===== DATA TO PROCESS =====

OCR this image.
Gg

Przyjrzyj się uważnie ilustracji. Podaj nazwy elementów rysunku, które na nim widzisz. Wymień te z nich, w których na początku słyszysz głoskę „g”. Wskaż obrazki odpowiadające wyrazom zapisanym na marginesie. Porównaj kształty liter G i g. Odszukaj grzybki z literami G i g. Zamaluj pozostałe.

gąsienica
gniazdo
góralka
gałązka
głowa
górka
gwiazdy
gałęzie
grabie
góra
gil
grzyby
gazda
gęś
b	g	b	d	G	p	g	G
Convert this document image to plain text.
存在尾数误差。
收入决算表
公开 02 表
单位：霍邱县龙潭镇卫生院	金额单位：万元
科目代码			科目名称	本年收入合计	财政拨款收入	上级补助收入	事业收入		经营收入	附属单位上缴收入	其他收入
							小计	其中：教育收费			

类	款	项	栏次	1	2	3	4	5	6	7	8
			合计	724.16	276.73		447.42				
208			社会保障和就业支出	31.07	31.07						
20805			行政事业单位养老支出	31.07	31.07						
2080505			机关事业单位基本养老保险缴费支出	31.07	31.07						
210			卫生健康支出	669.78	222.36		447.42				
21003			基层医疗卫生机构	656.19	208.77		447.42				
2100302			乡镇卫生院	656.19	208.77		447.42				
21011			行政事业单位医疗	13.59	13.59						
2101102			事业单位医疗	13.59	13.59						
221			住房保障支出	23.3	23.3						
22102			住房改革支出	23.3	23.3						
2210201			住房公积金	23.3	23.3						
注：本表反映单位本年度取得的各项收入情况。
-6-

=====

_PROBLEM STATEMENT_. Return every line above that contains the word "this".

_WRITTEN REPLY_.
OCR this image.
Convert this document image to plain text.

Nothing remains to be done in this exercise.